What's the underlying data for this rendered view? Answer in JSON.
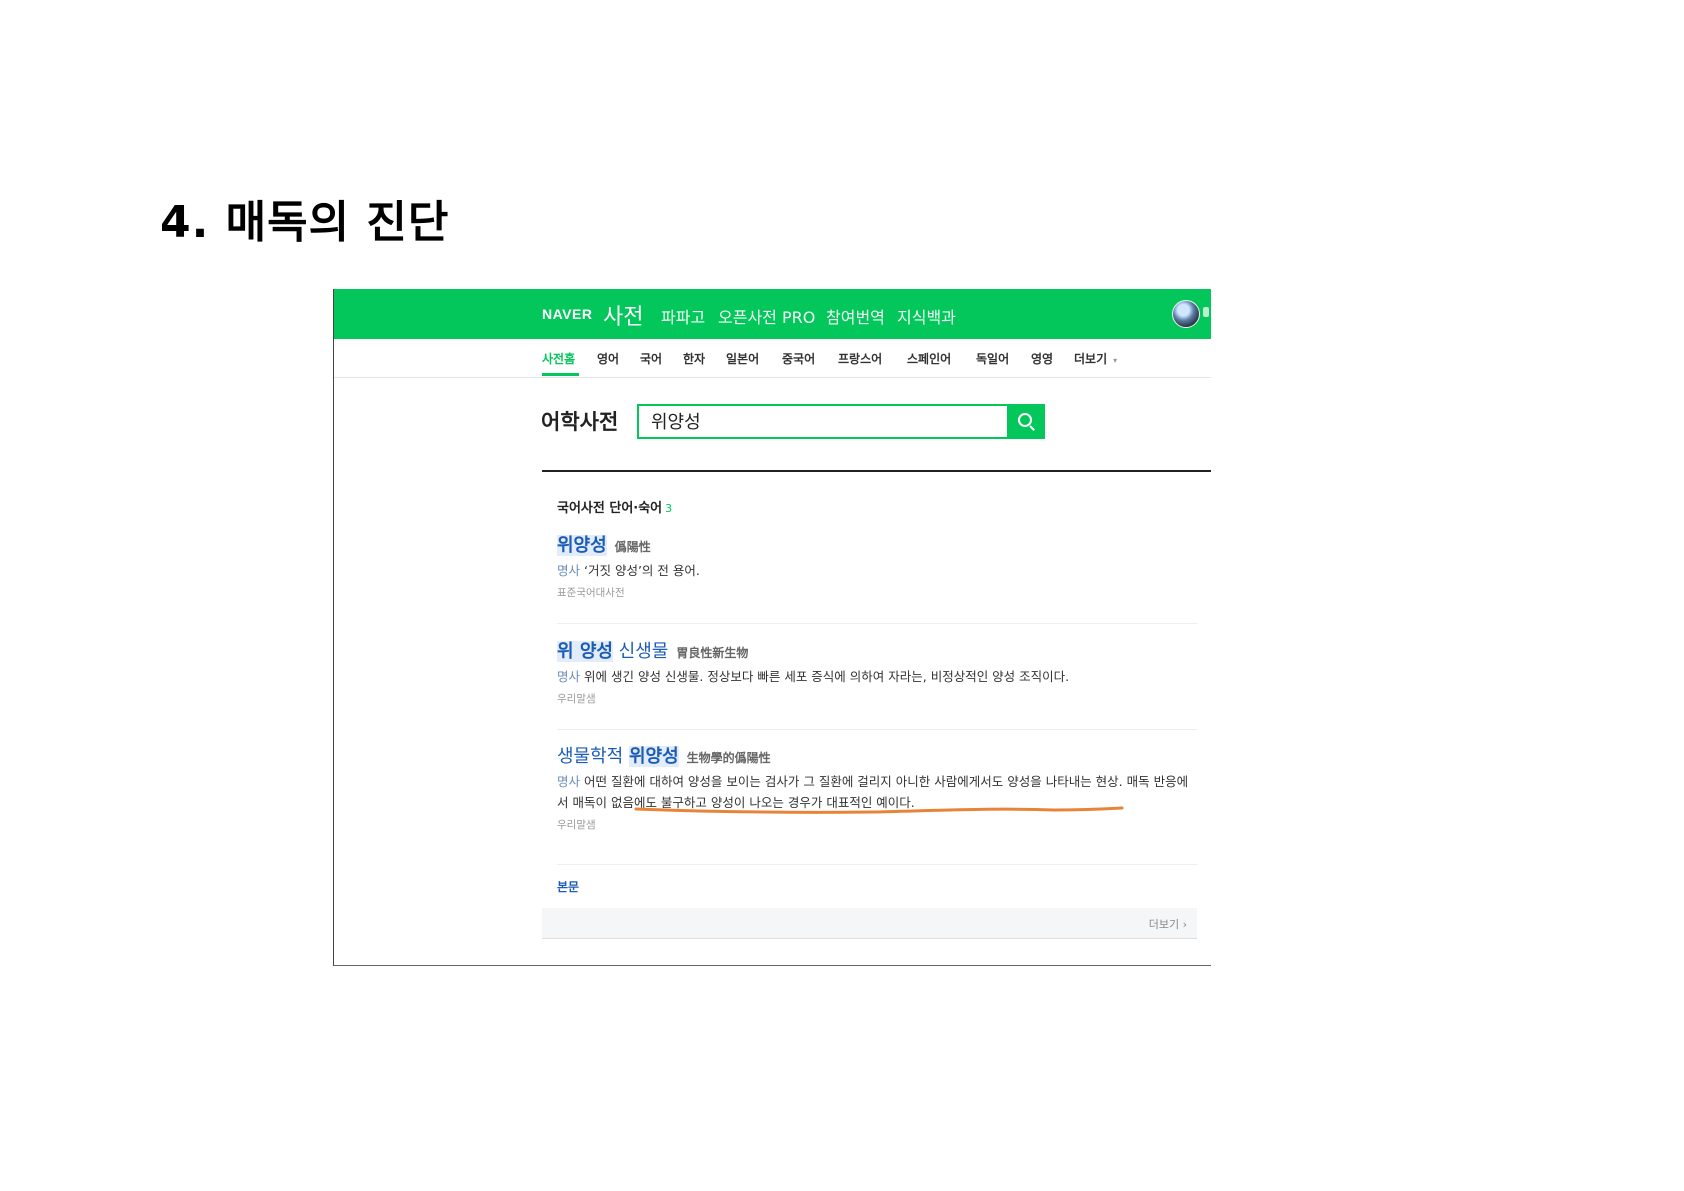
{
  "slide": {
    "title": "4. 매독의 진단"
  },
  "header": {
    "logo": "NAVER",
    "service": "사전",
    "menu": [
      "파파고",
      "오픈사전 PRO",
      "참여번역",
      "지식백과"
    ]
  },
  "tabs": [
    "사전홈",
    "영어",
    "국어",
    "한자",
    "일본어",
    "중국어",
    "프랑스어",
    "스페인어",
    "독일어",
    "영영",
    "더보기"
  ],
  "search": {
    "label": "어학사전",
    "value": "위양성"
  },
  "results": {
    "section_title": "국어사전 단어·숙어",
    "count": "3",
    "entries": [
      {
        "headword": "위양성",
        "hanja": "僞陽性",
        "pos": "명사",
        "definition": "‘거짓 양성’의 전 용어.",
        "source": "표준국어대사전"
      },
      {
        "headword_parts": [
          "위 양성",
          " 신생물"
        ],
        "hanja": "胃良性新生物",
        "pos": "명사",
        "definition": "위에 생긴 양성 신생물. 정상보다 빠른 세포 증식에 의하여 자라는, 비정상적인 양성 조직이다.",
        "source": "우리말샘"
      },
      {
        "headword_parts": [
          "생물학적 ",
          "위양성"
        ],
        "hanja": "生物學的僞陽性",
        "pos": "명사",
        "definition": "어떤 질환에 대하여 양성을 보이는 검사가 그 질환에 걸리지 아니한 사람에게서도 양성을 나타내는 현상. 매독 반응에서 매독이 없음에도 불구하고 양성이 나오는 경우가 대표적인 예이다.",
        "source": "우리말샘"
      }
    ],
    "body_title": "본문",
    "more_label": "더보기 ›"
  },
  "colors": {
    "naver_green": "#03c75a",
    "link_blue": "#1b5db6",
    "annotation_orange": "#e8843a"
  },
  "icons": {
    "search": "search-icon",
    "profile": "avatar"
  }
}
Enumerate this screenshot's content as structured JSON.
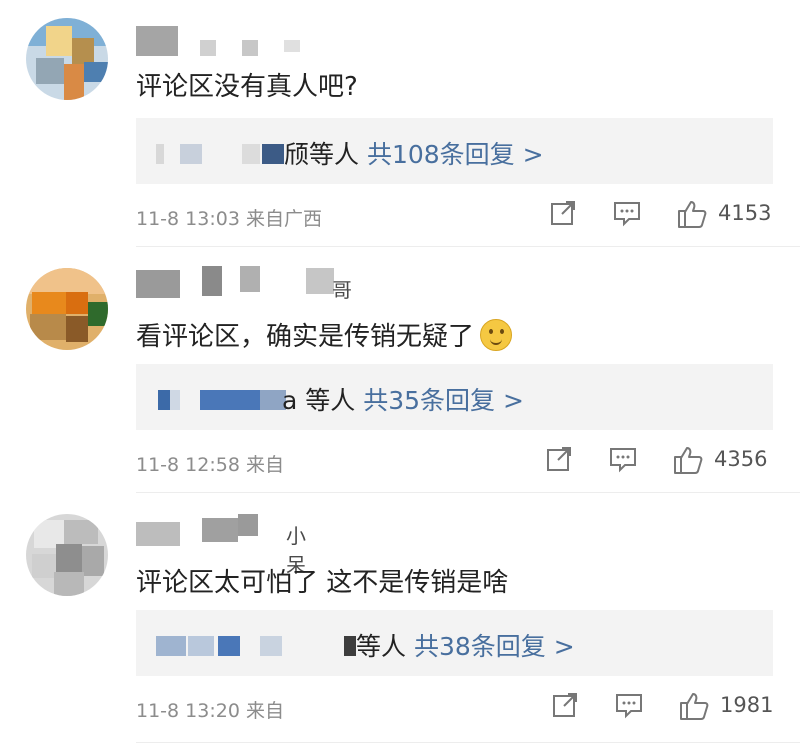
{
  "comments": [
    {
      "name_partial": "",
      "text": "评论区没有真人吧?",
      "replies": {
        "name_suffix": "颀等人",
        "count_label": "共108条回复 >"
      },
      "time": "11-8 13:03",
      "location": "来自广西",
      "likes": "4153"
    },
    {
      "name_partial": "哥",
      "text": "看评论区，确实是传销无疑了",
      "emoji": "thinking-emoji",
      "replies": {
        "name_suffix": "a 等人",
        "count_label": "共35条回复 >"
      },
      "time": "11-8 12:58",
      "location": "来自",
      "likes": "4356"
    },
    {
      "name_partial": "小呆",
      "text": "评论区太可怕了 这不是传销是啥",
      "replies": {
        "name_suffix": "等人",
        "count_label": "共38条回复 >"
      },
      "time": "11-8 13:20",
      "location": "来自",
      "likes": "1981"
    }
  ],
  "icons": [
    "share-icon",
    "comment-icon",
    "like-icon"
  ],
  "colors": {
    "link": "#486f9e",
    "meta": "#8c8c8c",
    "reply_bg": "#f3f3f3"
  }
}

Aim =>
Reproduce the records verbatim, omitting all images they contain.

Response =>
What's the underlying data for this rendered view? Answer in JSON.
{
  "slide": {
    "title": "4. 매독의 진단"
  },
  "header": {
    "logo": "NAVER",
    "service": "사전",
    "menu": [
      "파파고",
      "오픈사전 PRO",
      "참여번역",
      "지식백과"
    ]
  },
  "tabs": [
    "사전홈",
    "영어",
    "국어",
    "한자",
    "일본어",
    "중국어",
    "프랑스어",
    "스페인어",
    "독일어",
    "영영",
    "더보기"
  ],
  "search": {
    "label": "어학사전",
    "value": "위양성"
  },
  "results": {
    "section_title": "국어사전 단어·숙어",
    "count": "3",
    "entries": [
      {
        "headword": "위양성",
        "hanja": "僞陽性",
        "pos": "명사",
        "definition": "‘거짓 양성’의 전 용어.",
        "source": "표준국어대사전"
      },
      {
        "headword_parts": [
          "위 양성",
          " 신생물"
        ],
        "hanja": "胃良性新生物",
        "pos": "명사",
        "definition": "위에 생긴 양성 신생물. 정상보다 빠른 세포 증식에 의하여 자라는, 비정상적인 양성 조직이다.",
        "source": "우리말샘"
      },
      {
        "headword_parts": [
          "생물학적 ",
          "위양성"
        ],
        "hanja": "生物學的僞陽性",
        "pos": "명사",
        "definition": "어떤 질환에 대하여 양성을 보이는 검사가 그 질환에 걸리지 아니한 사람에게서도 양성을 나타내는 현상. 매독 반응에서 매독이 없음에도 불구하고 양성이 나오는 경우가 대표적인 예이다.",
        "source": "우리말샘"
      }
    ],
    "body_title": "본문",
    "more_label": "더보기 ›"
  },
  "colors": {
    "naver_green": "#03c75a",
    "link_blue": "#1b5db6",
    "annotation_orange": "#e8843a"
  },
  "icons": {
    "search": "search-icon",
    "profile": "avatar"
  }
}
Enumerate this screenshot's content as structured JSON.
{
  "comments": [
    {
      "name_partial": "",
      "text": "评论区没有真人吧?",
      "replies": {
        "name_suffix": "颀等人",
        "count_label": "共108条回复 >"
      },
      "time": "11-8 13:03",
      "location": "来自广西",
      "likes": "4153"
    },
    {
      "name_partial": "哥",
      "text": "看评论区，确实是传销无疑了",
      "emoji": "thinking-emoji",
      "replies": {
        "name_suffix": "a 等人",
        "count_label": "共35条回复 >"
      },
      "time": "11-8 12:58",
      "location": "来自",
      "likes": "4356"
    },
    {
      "name_partial": "小呆",
      "text": "评论区太可怕了 这不是传销是啥",
      "replies": {
        "name_suffix": "等人",
        "count_label": "共38条回复 >"
      },
      "time": "11-8 13:20",
      "location": "来自",
      "likes": "1981"
    }
  ],
  "icons": [
    "share-icon",
    "comment-icon",
    "like-icon"
  ],
  "colors": {
    "link": "#486f9e",
    "meta": "#8c8c8c",
    "reply_bg": "#f3f3f3"
  }
}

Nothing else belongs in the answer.